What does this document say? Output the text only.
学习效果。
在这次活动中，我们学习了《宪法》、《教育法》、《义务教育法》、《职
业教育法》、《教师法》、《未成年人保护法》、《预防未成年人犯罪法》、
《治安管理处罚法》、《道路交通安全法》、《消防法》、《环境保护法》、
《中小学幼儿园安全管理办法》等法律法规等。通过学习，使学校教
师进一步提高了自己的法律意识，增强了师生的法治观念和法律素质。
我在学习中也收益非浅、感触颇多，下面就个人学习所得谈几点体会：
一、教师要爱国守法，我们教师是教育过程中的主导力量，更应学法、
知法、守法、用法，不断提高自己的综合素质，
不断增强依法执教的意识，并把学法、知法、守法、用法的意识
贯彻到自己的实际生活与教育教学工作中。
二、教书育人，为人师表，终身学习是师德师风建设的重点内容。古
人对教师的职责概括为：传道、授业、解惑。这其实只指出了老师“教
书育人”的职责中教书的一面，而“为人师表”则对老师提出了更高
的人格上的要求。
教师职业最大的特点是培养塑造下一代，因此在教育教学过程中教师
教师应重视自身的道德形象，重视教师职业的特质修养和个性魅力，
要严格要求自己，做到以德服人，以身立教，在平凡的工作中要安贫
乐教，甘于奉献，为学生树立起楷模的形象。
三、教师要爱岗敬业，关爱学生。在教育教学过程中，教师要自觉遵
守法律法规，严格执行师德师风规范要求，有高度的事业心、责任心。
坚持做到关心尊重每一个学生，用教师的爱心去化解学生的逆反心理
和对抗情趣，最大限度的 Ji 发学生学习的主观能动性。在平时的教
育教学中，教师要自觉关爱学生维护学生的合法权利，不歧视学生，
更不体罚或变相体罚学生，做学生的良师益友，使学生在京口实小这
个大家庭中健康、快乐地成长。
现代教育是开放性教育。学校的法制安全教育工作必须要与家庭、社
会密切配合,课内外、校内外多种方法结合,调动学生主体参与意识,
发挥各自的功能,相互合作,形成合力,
* * * * * * * * *
What this task involves —
Write out each line of the data above again, exactly as given.

Answer to the problem —
What does this document say? Output the text only.
学习效果。
在这次活动中，我们学习了《宪法》、《教育法》、《义务教育法》、《职
业教育法》、《教师法》、《未成年人保护法》、《预防未成年人犯罪法》、
《治安管理处罚法》、《道路交通安全法》、《消防法》、《环境保护法》、
《中小学幼儿园安全管理办法》等法律法规等。通过学习，使学校教
师进一步提高了自己的法律意识，增强了师生的法治观念和法律素质。
我在学习中也收益非浅、感触颇多，下面就个人学习所得谈几点体会：
一、教师要爱国守法，我们教师是教育过程中的主导力量，更应学法、
知法、守法、用法，不断提高自己的综合素质，
不断增强依法执教的意识，并把学法、知法、守法、用法的意识
贯彻到自己的实际生活与教育教学工作中。
二、教书育人，为人师表，终身学习是师德师风建设的重点内容。古
人对教师的职责概括为：传道、授业、解惑。这其实只指出了老师“教
书育人”的职责中教书的一面，而“为人师表”则对老师提出了更高
的人格上的要求。
教师职业最大的特点是培养塑造下一代，因此在教育教学过程中教师
教师应重视自身的道德形象，重视教师职业的特质修养和个性魅力，
要严格要求自己，做到以德服人，以身立教，在平凡的工作中要安贫
乐教，甘于奉献，为学生树立起楷模的形象。
三、教师要爱岗敬业，关爱学生。在教育教学过程中，教师要自觉遵
守法律法规，严格执行师德师风规范要求，有高度的事业心、责任心。
坚持做到关心尊重每一个学生，用教师的爱心去化解学生的逆反心理
和对抗情趣，最大限度的 Ji 发学生学习的主观能动性。在平时的教
育教学中，教师要自觉关爱学生维护学生的合法权利，不歧视学生，
更不体罚或变相体罚学生，做学生的良师益友，使学生在京口实小这
个大家庭中健康、快乐地成长。
现代教育是开放性教育。学校的法制安全教育工作必须要与家庭、社
会密切配合,课内外、校内外多种方法结合,调动学生主体参与意识,
发挥各自的功能,相互合作,形成合力,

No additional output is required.